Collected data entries
========================================
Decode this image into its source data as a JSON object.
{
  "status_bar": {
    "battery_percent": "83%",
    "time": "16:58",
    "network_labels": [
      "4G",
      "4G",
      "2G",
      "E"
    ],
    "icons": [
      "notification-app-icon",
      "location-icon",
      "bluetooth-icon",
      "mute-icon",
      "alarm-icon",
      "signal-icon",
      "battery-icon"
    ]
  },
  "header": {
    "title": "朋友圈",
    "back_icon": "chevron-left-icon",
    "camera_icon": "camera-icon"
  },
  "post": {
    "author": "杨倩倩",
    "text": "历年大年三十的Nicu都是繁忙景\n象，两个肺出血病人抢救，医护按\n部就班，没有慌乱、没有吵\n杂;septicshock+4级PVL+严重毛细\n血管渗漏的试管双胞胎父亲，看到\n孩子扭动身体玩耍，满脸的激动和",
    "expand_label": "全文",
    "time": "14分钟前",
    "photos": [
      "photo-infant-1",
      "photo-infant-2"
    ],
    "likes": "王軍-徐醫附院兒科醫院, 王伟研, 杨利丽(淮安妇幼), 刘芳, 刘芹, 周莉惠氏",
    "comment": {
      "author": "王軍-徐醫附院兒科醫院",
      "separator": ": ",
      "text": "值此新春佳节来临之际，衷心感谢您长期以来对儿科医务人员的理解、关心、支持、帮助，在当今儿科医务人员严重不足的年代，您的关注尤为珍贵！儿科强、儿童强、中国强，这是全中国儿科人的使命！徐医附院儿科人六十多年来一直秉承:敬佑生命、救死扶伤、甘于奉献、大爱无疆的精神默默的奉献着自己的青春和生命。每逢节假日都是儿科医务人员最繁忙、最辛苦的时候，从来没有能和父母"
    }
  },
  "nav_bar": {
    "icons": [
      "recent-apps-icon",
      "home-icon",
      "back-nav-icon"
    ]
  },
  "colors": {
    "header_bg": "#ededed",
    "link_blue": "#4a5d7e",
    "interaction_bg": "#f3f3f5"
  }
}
========================================
**Exercise details**
Each line of the material above must be retyped precisely.

**Task answer**
Decode this image into its source data as a JSON object.
{
  "status_bar": {
    "battery_percent": "83%",
    "time": "16:58",
    "network_labels": [
      "4G",
      "4G",
      "2G",
      "E"
    ],
    "icons": [
      "notification-app-icon",
      "location-icon",
      "bluetooth-icon",
      "mute-icon",
      "alarm-icon",
      "signal-icon",
      "battery-icon"
    ]
  },
  "header": {
    "title": "朋友圈",
    "back_icon": "chevron-left-icon",
    "camera_icon": "camera-icon"
  },
  "post": {
    "author": "杨倩倩",
    "text": "历年大年三十的Nicu都是繁忙景\n象，两个肺出血病人抢救，医护按\n部就班，没有慌乱、没有吵\n杂;septicshock+4级PVL+严重毛细\n血管渗漏的试管双胞胎父亲，看到\n孩子扭动身体玩耍，满脸的激动和",
    "expand_label": "全文",
    "time": "14分钟前",
    "photos": [
      "photo-infant-1",
      "photo-infant-2"
    ],
    "likes": "王軍-徐醫附院兒科醫院, 王伟研, 杨利丽(淮安妇幼), 刘芳, 刘芹, 周莉惠氏",
    "comment": {
      "author": "王軍-徐醫附院兒科醫院",
      "separator": ": ",
      "text": "值此新春佳节来临之际，衷心感谢您长期以来对儿科医务人员的理解、关心、支持、帮助，在当今儿科医务人员严重不足的年代，您的关注尤为珍贵！儿科强、儿童强、中国强，这是全中国儿科人的使命！徐医附院儿科人六十多年来一直秉承:敬佑生命、救死扶伤、甘于奉献、大爱无疆的精神默默的奉献着自己的青春和生命。每逢节假日都是儿科医务人员最繁忙、最辛苦的时候，从来没有能和父母"
    }
  },
  "nav_bar": {
    "icons": [
      "recent-apps-icon",
      "home-icon",
      "back-nav-icon"
    ]
  },
  "colors": {
    "header_bg": "#ededed",
    "link_blue": "#4a5d7e",
    "interaction_bg": "#f3f3f5"
  }
}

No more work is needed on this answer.